__Set task__:
Tally the lines in the records underneath that contain the string "produtiva", and state the figure by itself.

__Excerpted records__:
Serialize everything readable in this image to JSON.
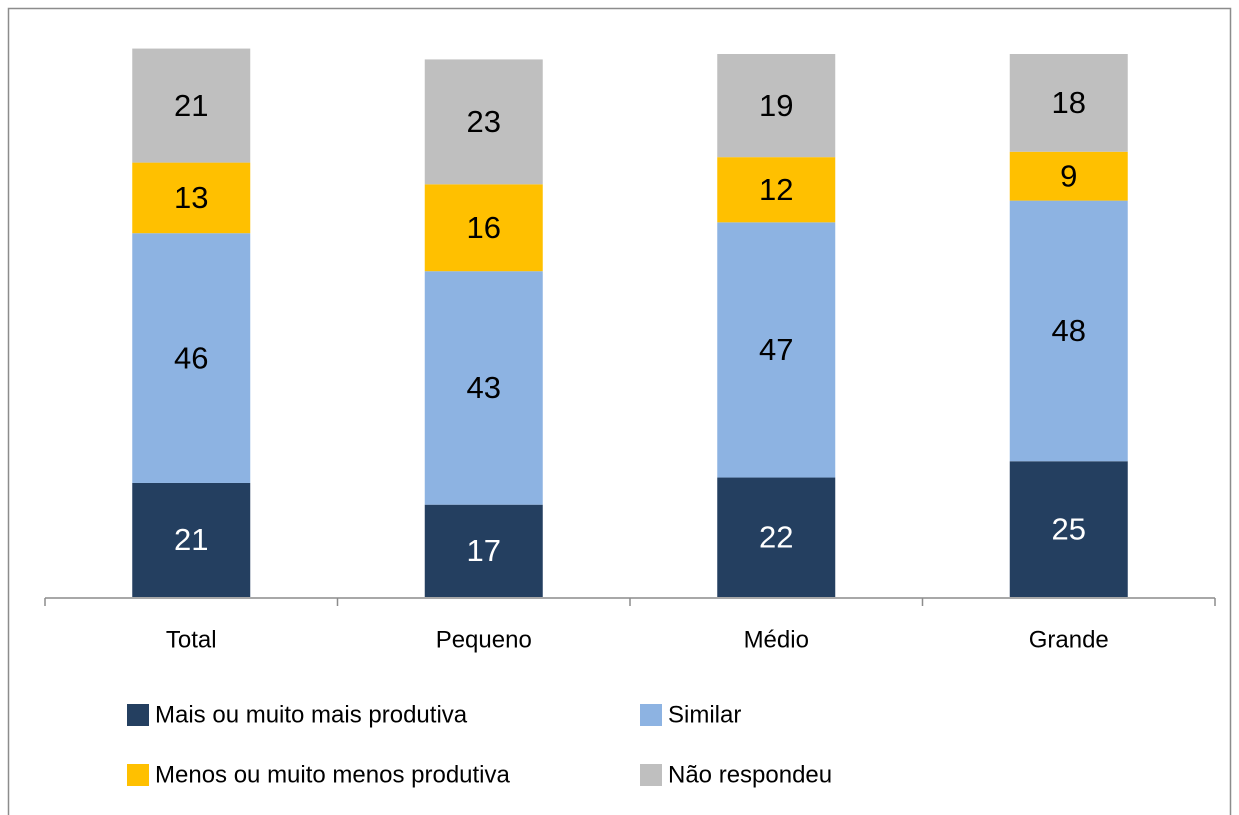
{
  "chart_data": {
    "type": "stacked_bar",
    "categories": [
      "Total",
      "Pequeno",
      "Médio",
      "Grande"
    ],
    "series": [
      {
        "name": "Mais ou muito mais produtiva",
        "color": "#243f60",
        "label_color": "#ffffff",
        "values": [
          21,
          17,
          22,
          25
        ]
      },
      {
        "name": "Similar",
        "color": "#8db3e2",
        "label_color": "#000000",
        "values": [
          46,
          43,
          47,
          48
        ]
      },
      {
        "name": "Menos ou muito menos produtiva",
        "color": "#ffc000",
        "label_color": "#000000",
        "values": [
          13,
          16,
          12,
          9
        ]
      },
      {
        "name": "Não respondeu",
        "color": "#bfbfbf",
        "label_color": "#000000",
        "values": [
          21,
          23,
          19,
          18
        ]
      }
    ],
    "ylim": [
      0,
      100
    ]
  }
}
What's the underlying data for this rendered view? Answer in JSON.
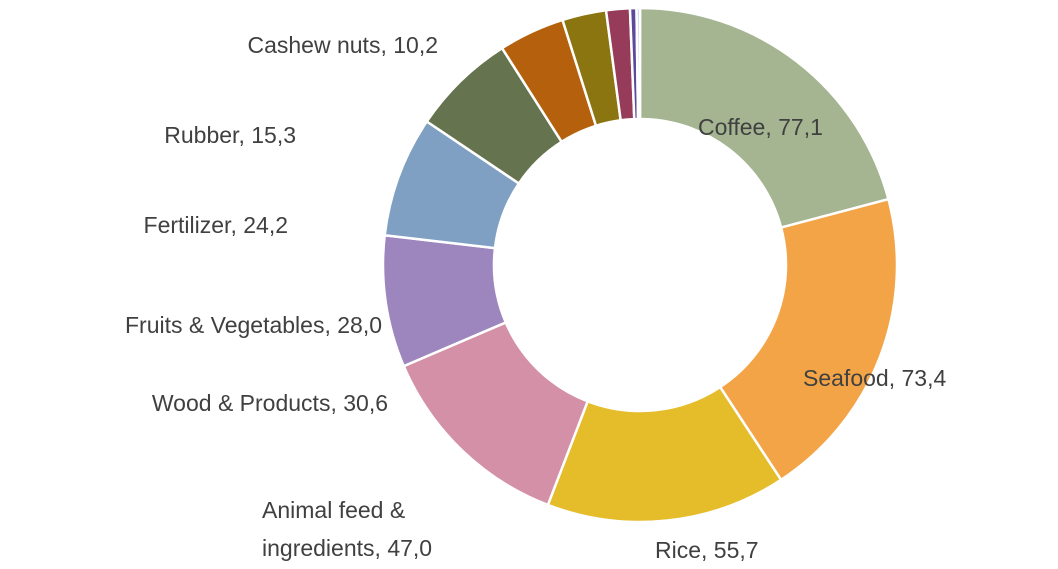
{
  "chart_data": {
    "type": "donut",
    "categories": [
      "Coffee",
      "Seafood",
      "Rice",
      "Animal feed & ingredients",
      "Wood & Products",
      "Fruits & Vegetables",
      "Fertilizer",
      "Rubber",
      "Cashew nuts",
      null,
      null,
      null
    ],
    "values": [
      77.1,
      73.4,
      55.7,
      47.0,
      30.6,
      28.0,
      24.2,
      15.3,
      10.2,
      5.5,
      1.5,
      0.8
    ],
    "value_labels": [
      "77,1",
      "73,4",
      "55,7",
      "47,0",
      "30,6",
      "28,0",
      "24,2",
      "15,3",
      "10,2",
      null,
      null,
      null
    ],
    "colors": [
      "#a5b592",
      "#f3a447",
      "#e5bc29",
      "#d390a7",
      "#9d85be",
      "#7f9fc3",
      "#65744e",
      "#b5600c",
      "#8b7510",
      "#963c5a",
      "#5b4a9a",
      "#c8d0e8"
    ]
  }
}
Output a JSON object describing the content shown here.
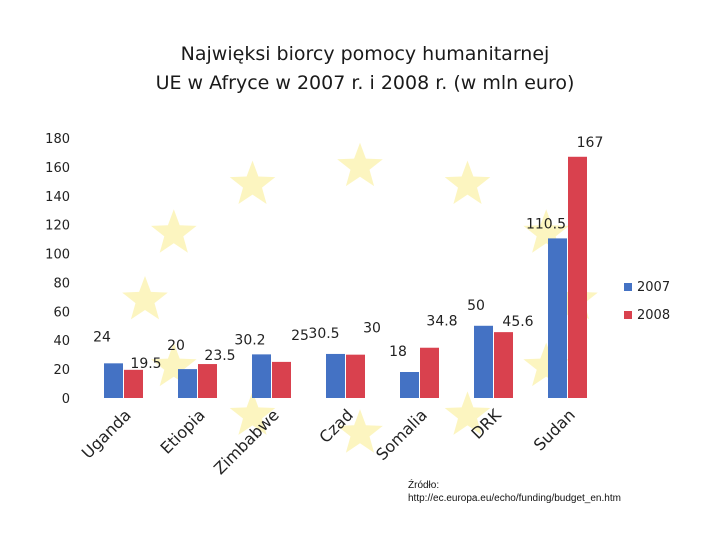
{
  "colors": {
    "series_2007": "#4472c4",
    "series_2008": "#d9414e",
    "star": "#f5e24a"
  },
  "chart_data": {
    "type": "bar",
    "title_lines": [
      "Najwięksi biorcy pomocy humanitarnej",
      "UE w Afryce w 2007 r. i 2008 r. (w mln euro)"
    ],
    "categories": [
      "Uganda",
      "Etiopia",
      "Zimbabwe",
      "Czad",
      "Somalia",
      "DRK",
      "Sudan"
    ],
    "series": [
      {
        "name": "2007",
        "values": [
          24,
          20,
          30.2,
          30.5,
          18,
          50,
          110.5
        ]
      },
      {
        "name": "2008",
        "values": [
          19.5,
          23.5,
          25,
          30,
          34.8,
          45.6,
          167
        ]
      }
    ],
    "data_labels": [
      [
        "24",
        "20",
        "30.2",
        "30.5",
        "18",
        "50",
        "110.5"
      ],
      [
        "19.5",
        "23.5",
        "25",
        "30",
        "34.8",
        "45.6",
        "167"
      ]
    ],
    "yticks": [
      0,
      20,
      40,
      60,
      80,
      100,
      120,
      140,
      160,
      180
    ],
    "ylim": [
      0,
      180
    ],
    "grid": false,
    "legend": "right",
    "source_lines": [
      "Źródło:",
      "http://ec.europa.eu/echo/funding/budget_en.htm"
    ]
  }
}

__Response to the task__:
2